───── LISTED ENTRIES
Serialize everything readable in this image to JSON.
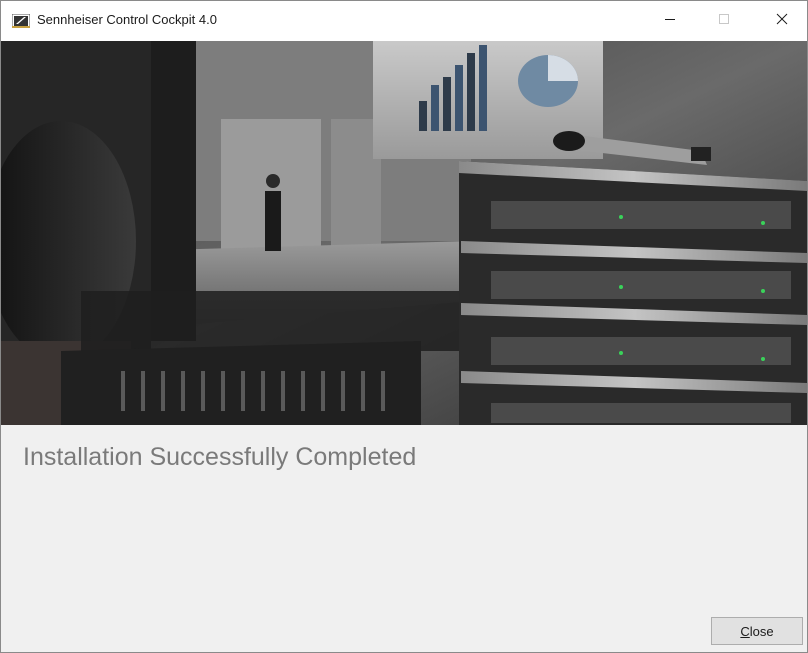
{
  "window": {
    "title": "Sennheiser Control Cockpit 4.0",
    "controls": {
      "minimize_icon": "minimize-icon",
      "maximize_icon": "maximize-icon",
      "close_icon": "close-icon"
    }
  },
  "banner": {
    "description_icon": "banner-image"
  },
  "content": {
    "heading": "Installation Successfully Completed",
    "close_button": {
      "accelerator": "C",
      "rest": "lose"
    }
  },
  "colors": {
    "heading_text": "#7a7a7a",
    "content_background": "#f0f0f0",
    "button_background": "#e1e1e1",
    "button_border": "#adadad"
  }
}
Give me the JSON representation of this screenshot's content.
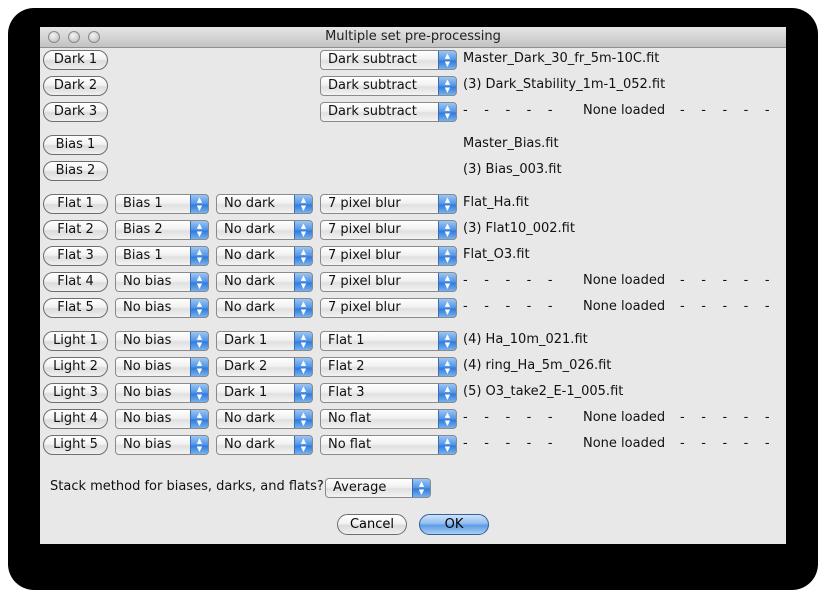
{
  "window": {
    "title": "Multiple set pre-processing"
  },
  "darks": [
    {
      "label": "Dark 1",
      "method": "Dark subtract",
      "file": "Master_Dark_30_fr_5m-10C.fit"
    },
    {
      "label": "Dark 2",
      "method": "Dark subtract",
      "file": "(3) Dark_Stability_1m-1_052.fit"
    },
    {
      "label": "Dark 3",
      "method": "Dark subtract",
      "file": "None loaded"
    }
  ],
  "biases": [
    {
      "label": "Bias 1",
      "file": "Master_Bias.fit"
    },
    {
      "label": "Bias 2",
      "file": "(3) Bias_003.fit"
    }
  ],
  "flats": [
    {
      "label": "Flat 1",
      "bias": "Bias 1",
      "dark": "No dark",
      "blur": "7 pixel blur",
      "file": "Flat_Ha.fit"
    },
    {
      "label": "Flat 2",
      "bias": "Bias 2",
      "dark": "No dark",
      "blur": "7 pixel blur",
      "file": "(3) Flat10_002.fit"
    },
    {
      "label": "Flat 3",
      "bias": "Bias 1",
      "dark": "No dark",
      "blur": "7 pixel blur",
      "file": "Flat_O3.fit"
    },
    {
      "label": "Flat 4",
      "bias": "No bias",
      "dark": "No dark",
      "blur": "7 pixel blur",
      "file": "None loaded"
    },
    {
      "label": "Flat 5",
      "bias": "No bias",
      "dark": "No dark",
      "blur": "7 pixel blur",
      "file": "None loaded"
    }
  ],
  "lights": [
    {
      "label": "Light 1",
      "bias": "No bias",
      "dark": "Dark 1",
      "flat": "Flat 1",
      "file": "(4) Ha_10m_021.fit"
    },
    {
      "label": "Light 2",
      "bias": "No bias",
      "dark": "Dark 2",
      "flat": "Flat 2",
      "file": "(4) ring_Ha_5m_026.fit"
    },
    {
      "label": "Light 3",
      "bias": "No bias",
      "dark": "Dark 1",
      "flat": "Flat 3",
      "file": "(5) O3_take2_E-1_005.fit"
    },
    {
      "label": "Light 4",
      "bias": "No bias",
      "dark": "No dark",
      "flat": "No flat",
      "file": "None loaded"
    },
    {
      "label": "Light 5",
      "bias": "No bias",
      "dark": "No dark",
      "flat": "No flat",
      "file": "None loaded"
    }
  ],
  "stack": {
    "label": "Stack method for biases, darks, and flats?",
    "value": "Average"
  },
  "buttons": {
    "cancel": "Cancel",
    "ok": "OK"
  },
  "dash_text": "-    -    -    -    -",
  "colors": {
    "accent": "#4f93e6",
    "window_bg": "#e8e8e8"
  }
}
──────────
*TASK DESCRIPTION*
Leave out every picture and copy the rest of the records exactly.

*EXPECTED ANSWER*
Serialize everything readable in this image to JSON.
{
  "window": {
    "title": "Sennheiser Control Cockpit 4.0",
    "controls": {
      "minimize_icon": "minimize-icon",
      "maximize_icon": "maximize-icon",
      "close_icon": "close-icon"
    }
  },
  "banner": {
    "description_icon": "banner-image"
  },
  "content": {
    "heading": "Installation Successfully Completed",
    "close_button": {
      "accelerator": "C",
      "rest": "lose"
    }
  },
  "colors": {
    "heading_text": "#7a7a7a",
    "content_background": "#f0f0f0",
    "button_background": "#e1e1e1",
    "button_border": "#adadad"
  }
}
Give me the JSON representation of this screenshot's content.
{
  "window": {
    "title": "Multiple set pre-processing"
  },
  "darks": [
    {
      "label": "Dark 1",
      "method": "Dark subtract",
      "file": "Master_Dark_30_fr_5m-10C.fit"
    },
    {
      "label": "Dark 2",
      "method": "Dark subtract",
      "file": "(3) Dark_Stability_1m-1_052.fit"
    },
    {
      "label": "Dark 3",
      "method": "Dark subtract",
      "file": "None loaded"
    }
  ],
  "biases": [
    {
      "label": "Bias 1",
      "file": "Master_Bias.fit"
    },
    {
      "label": "Bias 2",
      "file": "(3) Bias_003.fit"
    }
  ],
  "flats": [
    {
      "label": "Flat 1",
      "bias": "Bias 1",
      "dark": "No dark",
      "blur": "7 pixel blur",
      "file": "Flat_Ha.fit"
    },
    {
      "label": "Flat 2",
      "bias": "Bias 2",
      "dark": "No dark",
      "blur": "7 pixel blur",
      "file": "(3) Flat10_002.fit"
    },
    {
      "label": "Flat 3",
      "bias": "Bias 1",
      "dark": "No dark",
      "blur": "7 pixel blur",
      "file": "Flat_O3.fit"
    },
    {
      "label": "Flat 4",
      "bias": "No bias",
      "dark": "No dark",
      "blur": "7 pixel blur",
      "file": "None loaded"
    },
    {
      "label": "Flat 5",
      "bias": "No bias",
      "dark": "No dark",
      "blur": "7 pixel blur",
      "file": "None loaded"
    }
  ],
  "lights": [
    {
      "label": "Light 1",
      "bias": "No bias",
      "dark": "Dark 1",
      "flat": "Flat 1",
      "file": "(4) Ha_10m_021.fit"
    },
    {
      "label": "Light 2",
      "bias": "No bias",
      "dark": "Dark 2",
      "flat": "Flat 2",
      "file": "(4) ring_Ha_5m_026.fit"
    },
    {
      "label": "Light 3",
      "bias": "No bias",
      "dark": "Dark 1",
      "flat": "Flat 3",
      "file": "(5) O3_take2_E-1_005.fit"
    },
    {
      "label": "Light 4",
      "bias": "No bias",
      "dark": "No dark",
      "flat": "No flat",
      "file": "None loaded"
    },
    {
      "label": "Light 5",
      "bias": "No bias",
      "dark": "No dark",
      "flat": "No flat",
      "file": "None loaded"
    }
  ],
  "stack": {
    "label": "Stack method for biases, darks, and flats?",
    "value": "Average"
  },
  "buttons": {
    "cancel": "Cancel",
    "ok": "OK"
  },
  "dash_text": "-    -    -    -    -",
  "colors": {
    "accent": "#4f93e6",
    "window_bg": "#e8e8e8"
  }
}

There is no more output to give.